→ **Problem to solve**
Repeat the records word for word, excluding any picture.

→ **Data section**
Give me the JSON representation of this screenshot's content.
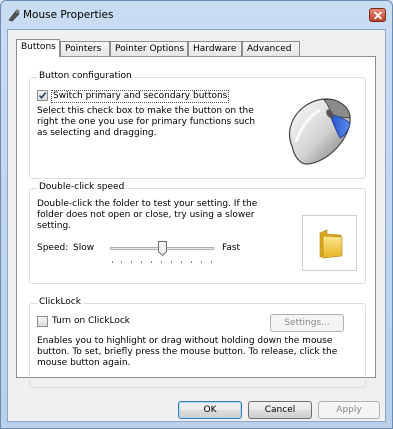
{
  "window": {
    "title": "Mouse Properties"
  },
  "tabs": [
    {
      "label": "Buttons",
      "active": true
    },
    {
      "label": "Pointers"
    },
    {
      "label": "Pointer Options"
    },
    {
      "label": "Hardware"
    },
    {
      "label": "Advanced"
    }
  ],
  "button_config": {
    "group_title": "Button configuration",
    "checkbox_label": "Switch primary and secondary buttons",
    "checked": true,
    "description_lines": [
      "Select this check box to make the button on the",
      "right the one you use for primary functions such",
      "as selecting and dragging."
    ]
  },
  "double_click": {
    "group_title": "Double-click speed",
    "description_lines": [
      "Double-click the folder to test your setting. If the",
      "folder does not open or close, try using a slower",
      "setting."
    ],
    "speed_label": "Speed:",
    "slow_label": "Slow",
    "fast_label": "Fast",
    "speed_level": 0.5
  },
  "clicklock": {
    "group_title": "ClickLock",
    "checkbox_label": "Turn on ClickLock",
    "checked": false,
    "settings_button": "Settings...",
    "description_lines": [
      "Enables you to highlight or drag without holding down the mouse",
      "button. To set, briefly press the mouse button. To release, click the",
      "mouse button again."
    ]
  },
  "footer": {
    "ok": "OK",
    "cancel": "Cancel",
    "apply": "Apply"
  },
  "icons": {
    "title": "mouse-pointer-icon",
    "close": "close-icon",
    "folder": "folder-icon",
    "mouse": "mouse-illustration"
  },
  "colors": {
    "accent": "#3c7fb1",
    "close": "#c0402a",
    "folder": "#f3c93d"
  }
}
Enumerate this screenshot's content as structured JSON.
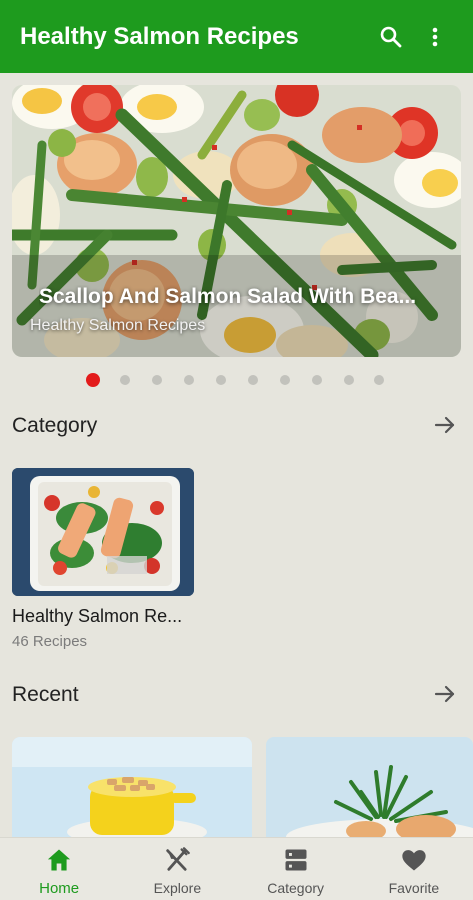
{
  "app_bar": {
    "title": "Healthy Salmon Recipes",
    "search_icon": "search-icon",
    "more_icon": "more-vertical-icon"
  },
  "slider": {
    "title": "Scallop And Salmon Salad With Bea...",
    "subtitle": "Healthy Salmon Recipes",
    "dot_count": 10,
    "active_index": 0
  },
  "category_section": {
    "title": "Category",
    "arrow_icon": "arrow-right-icon",
    "items": [
      {
        "name": "Healthy Salmon Re...",
        "count": "46 Recipes"
      }
    ]
  },
  "recent_section": {
    "title": "Recent",
    "arrow_icon": "arrow-right-icon"
  },
  "bottom_nav": {
    "items": [
      {
        "label": "Home",
        "icon": "home-icon",
        "active": true
      },
      {
        "label": "Explore",
        "icon": "utensils-icon",
        "active": false
      },
      {
        "label": "Category",
        "icon": "server-icon",
        "active": false
      },
      {
        "label": "Favorite",
        "icon": "heart-icon",
        "active": false
      }
    ]
  },
  "colors": {
    "primary": "#1e9b1e",
    "background": "#e6e5dd",
    "dot_active": "#e31b1b",
    "dot_inactive": "#c2c2bc"
  }
}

→ **Final result**
Give me the JSON representation of this screenshot's content.
{
  "window": {
    "title": "Mouse Properties"
  },
  "tabs": [
    {
      "label": "Buttons",
      "active": true
    },
    {
      "label": "Pointers"
    },
    {
      "label": "Pointer Options"
    },
    {
      "label": "Hardware"
    },
    {
      "label": "Advanced"
    }
  ],
  "button_config": {
    "group_title": "Button configuration",
    "checkbox_label": "Switch primary and secondary buttons",
    "checked": true,
    "description_lines": [
      "Select this check box to make the button on the",
      "right the one you use for primary functions such",
      "as selecting and dragging."
    ]
  },
  "double_click": {
    "group_title": "Double-click speed",
    "description_lines": [
      "Double-click the folder to test your setting. If the",
      "folder does not open or close, try using a slower",
      "setting."
    ],
    "speed_label": "Speed:",
    "slow_label": "Slow",
    "fast_label": "Fast",
    "speed_level": 0.5
  },
  "clicklock": {
    "group_title": "ClickLock",
    "checkbox_label": "Turn on ClickLock",
    "checked": false,
    "settings_button": "Settings...",
    "description_lines": [
      "Enables you to highlight or drag without holding down the mouse",
      "button. To set, briefly press the mouse button. To release, click the",
      "mouse button again."
    ]
  },
  "footer": {
    "ok": "OK",
    "cancel": "Cancel",
    "apply": "Apply"
  },
  "icons": {
    "title": "mouse-pointer-icon",
    "close": "close-icon",
    "folder": "folder-icon",
    "mouse": "mouse-illustration"
  },
  "colors": {
    "accent": "#3c7fb1",
    "close": "#c0402a",
    "folder": "#f3c93d"
  }
}
Enumerate this screenshot's content as structured JSON.
{
  "app_bar": {
    "title": "Healthy Salmon Recipes",
    "search_icon": "search-icon",
    "more_icon": "more-vertical-icon"
  },
  "slider": {
    "title": "Scallop And Salmon Salad With Bea...",
    "subtitle": "Healthy Salmon Recipes",
    "dot_count": 10,
    "active_index": 0
  },
  "category_section": {
    "title": "Category",
    "arrow_icon": "arrow-right-icon",
    "items": [
      {
        "name": "Healthy Salmon Re...",
        "count": "46 Recipes"
      }
    ]
  },
  "recent_section": {
    "title": "Recent",
    "arrow_icon": "arrow-right-icon"
  },
  "bottom_nav": {
    "items": [
      {
        "label": "Home",
        "icon": "home-icon",
        "active": true
      },
      {
        "label": "Explore",
        "icon": "utensils-icon",
        "active": false
      },
      {
        "label": "Category",
        "icon": "server-icon",
        "active": false
      },
      {
        "label": "Favorite",
        "icon": "heart-icon",
        "active": false
      }
    ]
  },
  "colors": {
    "primary": "#1e9b1e",
    "background": "#e6e5dd",
    "dot_active": "#e31b1b",
    "dot_inactive": "#c2c2bc"
  }
}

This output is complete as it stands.